(Aim of the task) Write out the full listing again, exactly as it stands.

(Saved entries)
◆ ◆ ◆ ◆ ◆ ◆ ◆

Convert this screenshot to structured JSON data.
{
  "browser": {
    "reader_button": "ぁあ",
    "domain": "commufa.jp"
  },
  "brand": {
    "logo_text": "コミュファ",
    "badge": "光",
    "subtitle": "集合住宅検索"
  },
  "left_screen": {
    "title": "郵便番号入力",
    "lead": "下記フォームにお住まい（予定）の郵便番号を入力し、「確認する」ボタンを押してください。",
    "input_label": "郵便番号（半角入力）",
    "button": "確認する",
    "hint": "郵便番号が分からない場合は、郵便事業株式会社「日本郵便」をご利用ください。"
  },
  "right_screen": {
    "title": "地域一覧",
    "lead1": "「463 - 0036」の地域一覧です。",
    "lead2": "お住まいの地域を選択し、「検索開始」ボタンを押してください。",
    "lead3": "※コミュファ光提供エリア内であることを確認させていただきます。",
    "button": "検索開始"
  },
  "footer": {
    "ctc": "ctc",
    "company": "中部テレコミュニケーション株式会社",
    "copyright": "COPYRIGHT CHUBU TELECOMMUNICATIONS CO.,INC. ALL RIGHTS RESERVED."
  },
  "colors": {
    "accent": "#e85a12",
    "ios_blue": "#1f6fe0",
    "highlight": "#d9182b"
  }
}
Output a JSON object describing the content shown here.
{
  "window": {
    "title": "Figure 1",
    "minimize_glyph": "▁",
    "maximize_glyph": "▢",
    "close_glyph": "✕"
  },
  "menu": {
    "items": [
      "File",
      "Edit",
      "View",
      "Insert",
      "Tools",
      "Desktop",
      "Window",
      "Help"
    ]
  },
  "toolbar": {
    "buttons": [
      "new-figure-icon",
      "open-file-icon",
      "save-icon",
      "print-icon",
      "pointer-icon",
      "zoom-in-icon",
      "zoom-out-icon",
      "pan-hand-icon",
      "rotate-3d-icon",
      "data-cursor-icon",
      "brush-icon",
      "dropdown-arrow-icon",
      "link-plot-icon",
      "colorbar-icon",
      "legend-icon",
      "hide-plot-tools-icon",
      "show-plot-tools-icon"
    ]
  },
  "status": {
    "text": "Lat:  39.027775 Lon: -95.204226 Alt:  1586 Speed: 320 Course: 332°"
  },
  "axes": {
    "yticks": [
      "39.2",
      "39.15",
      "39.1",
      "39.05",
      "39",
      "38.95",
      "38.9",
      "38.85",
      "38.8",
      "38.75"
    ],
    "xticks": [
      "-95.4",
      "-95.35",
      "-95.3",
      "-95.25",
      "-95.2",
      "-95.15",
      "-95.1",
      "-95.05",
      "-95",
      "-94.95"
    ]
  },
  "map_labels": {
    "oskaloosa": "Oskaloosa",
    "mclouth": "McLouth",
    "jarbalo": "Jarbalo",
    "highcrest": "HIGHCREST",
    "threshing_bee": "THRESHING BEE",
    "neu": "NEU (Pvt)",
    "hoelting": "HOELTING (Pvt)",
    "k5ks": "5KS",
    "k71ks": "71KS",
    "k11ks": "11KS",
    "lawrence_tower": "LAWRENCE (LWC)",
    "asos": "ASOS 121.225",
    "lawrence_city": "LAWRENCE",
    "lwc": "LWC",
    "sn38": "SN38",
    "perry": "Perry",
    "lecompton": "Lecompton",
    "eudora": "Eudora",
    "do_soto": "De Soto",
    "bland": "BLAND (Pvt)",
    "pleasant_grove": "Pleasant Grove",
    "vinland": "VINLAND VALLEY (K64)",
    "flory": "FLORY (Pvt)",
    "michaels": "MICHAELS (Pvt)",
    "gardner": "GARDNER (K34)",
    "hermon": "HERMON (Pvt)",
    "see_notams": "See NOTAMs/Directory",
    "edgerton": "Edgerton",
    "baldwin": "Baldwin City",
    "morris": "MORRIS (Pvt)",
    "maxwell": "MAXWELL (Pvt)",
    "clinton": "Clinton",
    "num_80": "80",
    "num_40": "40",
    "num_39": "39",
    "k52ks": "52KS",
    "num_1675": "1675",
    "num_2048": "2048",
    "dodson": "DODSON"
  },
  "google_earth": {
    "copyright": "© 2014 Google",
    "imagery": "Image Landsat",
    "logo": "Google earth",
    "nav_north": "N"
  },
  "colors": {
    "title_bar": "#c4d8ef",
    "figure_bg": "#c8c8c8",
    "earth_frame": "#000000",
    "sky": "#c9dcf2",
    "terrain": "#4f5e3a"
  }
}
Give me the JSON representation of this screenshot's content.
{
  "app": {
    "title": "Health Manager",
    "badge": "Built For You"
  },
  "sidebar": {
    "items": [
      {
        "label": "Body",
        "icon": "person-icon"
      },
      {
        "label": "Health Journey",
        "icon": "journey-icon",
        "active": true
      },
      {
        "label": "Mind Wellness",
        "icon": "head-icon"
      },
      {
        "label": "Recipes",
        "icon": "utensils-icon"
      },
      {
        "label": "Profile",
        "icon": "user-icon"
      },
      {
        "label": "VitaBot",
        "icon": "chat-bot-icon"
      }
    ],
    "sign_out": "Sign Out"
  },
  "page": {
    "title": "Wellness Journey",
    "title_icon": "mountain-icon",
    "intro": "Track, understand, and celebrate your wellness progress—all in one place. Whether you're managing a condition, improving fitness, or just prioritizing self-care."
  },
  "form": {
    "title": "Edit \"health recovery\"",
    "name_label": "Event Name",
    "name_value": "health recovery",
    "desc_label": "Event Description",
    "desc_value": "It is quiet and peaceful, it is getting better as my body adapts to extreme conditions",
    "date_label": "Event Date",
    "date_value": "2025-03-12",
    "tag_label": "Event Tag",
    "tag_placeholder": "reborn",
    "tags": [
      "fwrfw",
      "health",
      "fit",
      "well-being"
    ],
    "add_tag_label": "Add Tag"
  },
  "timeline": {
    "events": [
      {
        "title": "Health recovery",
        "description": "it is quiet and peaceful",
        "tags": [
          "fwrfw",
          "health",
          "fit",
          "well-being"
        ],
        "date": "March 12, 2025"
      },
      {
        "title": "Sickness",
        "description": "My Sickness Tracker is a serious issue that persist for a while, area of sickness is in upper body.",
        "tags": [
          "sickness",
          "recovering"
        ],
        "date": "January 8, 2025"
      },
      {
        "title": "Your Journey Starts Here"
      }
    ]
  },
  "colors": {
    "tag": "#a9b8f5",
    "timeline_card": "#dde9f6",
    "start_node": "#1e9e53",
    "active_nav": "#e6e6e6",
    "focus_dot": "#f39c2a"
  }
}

◆ ◆ ◆ ◆ ◆ ◆ ◆

(Solution for this task)
Convert this screenshot to structured JSON data.
{
  "browser": {
    "reader_button": "ぁあ",
    "domain": "commufa.jp"
  },
  "brand": {
    "logo_text": "コミュファ",
    "badge": "光",
    "subtitle": "集合住宅検索"
  },
  "left_screen": {
    "title": "郵便番号入力",
    "lead": "下記フォームにお住まい（予定）の郵便番号を入力し、「確認する」ボタンを押してください。",
    "input_label": "郵便番号（半角入力）",
    "button": "確認する",
    "hint": "郵便番号が分からない場合は、郵便事業株式会社「日本郵便」をご利用ください。"
  },
  "right_screen": {
    "title": "地域一覧",
    "lead1": "「463 - 0036」の地域一覧です。",
    "lead2": "お住まいの地域を選択し、「検索開始」ボタンを押してください。",
    "lead3": "※コミュファ光提供エリア内であることを確認させていただきます。",
    "button": "検索開始"
  },
  "footer": {
    "ctc": "ctc",
    "company": "中部テレコミュニケーション株式会社",
    "copyright": "COPYRIGHT CHUBU TELECOMMUNICATIONS CO.,INC. ALL RIGHTS RESERVED."
  },
  "colors": {
    "accent": "#e85a12",
    "ios_blue": "#1f6fe0",
    "highlight": "#d9182b"
  }
}
Output a JSON object describing the content shown here.
{
  "window": {
    "title": "Figure 1",
    "minimize_glyph": "▁",
    "maximize_glyph": "▢",
    "close_glyph": "✕"
  },
  "menu": {
    "items": [
      "File",
      "Edit",
      "View",
      "Insert",
      "Tools",
      "Desktop",
      "Window",
      "Help"
    ]
  },
  "toolbar": {
    "buttons": [
      "new-figure-icon",
      "open-file-icon",
      "save-icon",
      "print-icon",
      "pointer-icon",
      "zoom-in-icon",
      "zoom-out-icon",
      "pan-hand-icon",
      "rotate-3d-icon",
      "data-cursor-icon",
      "brush-icon",
      "dropdown-arrow-icon",
      "link-plot-icon",
      "colorbar-icon",
      "legend-icon",
      "hide-plot-tools-icon",
      "show-plot-tools-icon"
    ]
  },
  "status": {
    "text": "Lat:  39.027775 Lon: -95.204226 Alt:  1586 Speed: 320 Course: 332°"
  },
  "axes": {
    "yticks": [
      "39.2",
      "39.15",
      "39.1",
      "39.05",
      "39",
      "38.95",
      "38.9",
      "38.85",
      "38.8",
      "38.75"
    ],
    "xticks": [
      "-95.4",
      "-95.35",
      "-95.3",
      "-95.25",
      "-95.2",
      "-95.15",
      "-95.1",
      "-95.05",
      "-95",
      "-94.95"
    ]
  },
  "map_labels": {
    "oskaloosa": "Oskaloosa",
    "mclouth": "McLouth",
    "jarbalo": "Jarbalo",
    "highcrest": "HIGHCREST",
    "threshing_bee": "THRESHING BEE",
    "neu": "NEU (Pvt)",
    "hoelting": "HOELTING (Pvt)",
    "k5ks": "5KS",
    "k71ks": "71KS",
    "k11ks": "11KS",
    "lawrence_tower": "LAWRENCE (LWC)",
    "asos": "ASOS 121.225",
    "lawrence_city": "LAWRENCE",
    "lwc": "LWC",
    "sn38": "SN38",
    "perry": "Perry",
    "lecompton": "Lecompton",
    "eudora": "Eudora",
    "do_soto": "De Soto",
    "bland": "BLAND (Pvt)",
    "pleasant_grove": "Pleasant Grove",
    "vinland": "VINLAND VALLEY (K64)",
    "flory": "FLORY (Pvt)",
    "michaels": "MICHAELS (Pvt)",
    "gardner": "GARDNER (K34)",
    "hermon": "HERMON (Pvt)",
    "see_notams": "See NOTAMs/Directory",
    "edgerton": "Edgerton",
    "baldwin": "Baldwin City",
    "morris": "MORRIS (Pvt)",
    "maxwell": "MAXWELL (Pvt)",
    "clinton": "Clinton",
    "num_80": "80",
    "num_40": "40",
    "num_39": "39",
    "k52ks": "52KS",
    "num_1675": "1675",
    "num_2048": "2048",
    "dodson": "DODSON"
  },
  "google_earth": {
    "copyright": "© 2014 Google",
    "imagery": "Image Landsat",
    "logo": "Google earth",
    "nav_north": "N"
  },
  "colors": {
    "title_bar": "#c4d8ef",
    "figure_bg": "#c8c8c8",
    "earth_frame": "#000000",
    "sky": "#c9dcf2",
    "terrain": "#4f5e3a"
  }
}
Give me the JSON representation of this screenshot's content.
{
  "app": {
    "title": "Health Manager",
    "badge": "Built For You"
  },
  "sidebar": {
    "items": [
      {
        "label": "Body",
        "icon": "person-icon"
      },
      {
        "label": "Health Journey",
        "icon": "journey-icon",
        "active": true
      },
      {
        "label": "Mind Wellness",
        "icon": "head-icon"
      },
      {
        "label": "Recipes",
        "icon": "utensils-icon"
      },
      {
        "label": "Profile",
        "icon": "user-icon"
      },
      {
        "label": "VitaBot",
        "icon": "chat-bot-icon"
      }
    ],
    "sign_out": "Sign Out"
  },
  "page": {
    "title": "Wellness Journey",
    "title_icon": "mountain-icon",
    "intro": "Track, understand, and celebrate your wellness progress—all in one place. Whether you're managing a condition, improving fitness, or just prioritizing self-care."
  },
  "form": {
    "title": "Edit \"health recovery\"",
    "name_label": "Event Name",
    "name_value": "health recovery",
    "desc_label": "Event Description",
    "desc_value": "It is quiet and peaceful, it is getting better as my body adapts to extreme conditions",
    "date_label": "Event Date",
    "date_value": "2025-03-12",
    "tag_label": "Event Tag",
    "tag_placeholder": "reborn",
    "tags": [
      "fwrfw",
      "health",
      "fit",
      "well-being"
    ],
    "add_tag_label": "Add Tag"
  },
  "timeline": {
    "events": [
      {
        "title": "Health recovery",
        "description": "it is quiet and peaceful",
        "tags": [
          "fwrfw",
          "health",
          "fit",
          "well-being"
        ],
        "date": "March 12, 2025"
      },
      {
        "title": "Sickness",
        "description": "My Sickness Tracker is a serious issue that persist for a while, area of sickness is in upper body.",
        "tags": [
          "sickness",
          "recovering"
        ],
        "date": "January 8, 2025"
      },
      {
        "title": "Your Journey Starts Here"
      }
    ]
  },
  "colors": {
    "tag": "#a9b8f5",
    "timeline_card": "#dde9f6",
    "start_node": "#1e9e53",
    "active_nav": "#e6e6e6",
    "focus_dot": "#f39c2a"
  }
}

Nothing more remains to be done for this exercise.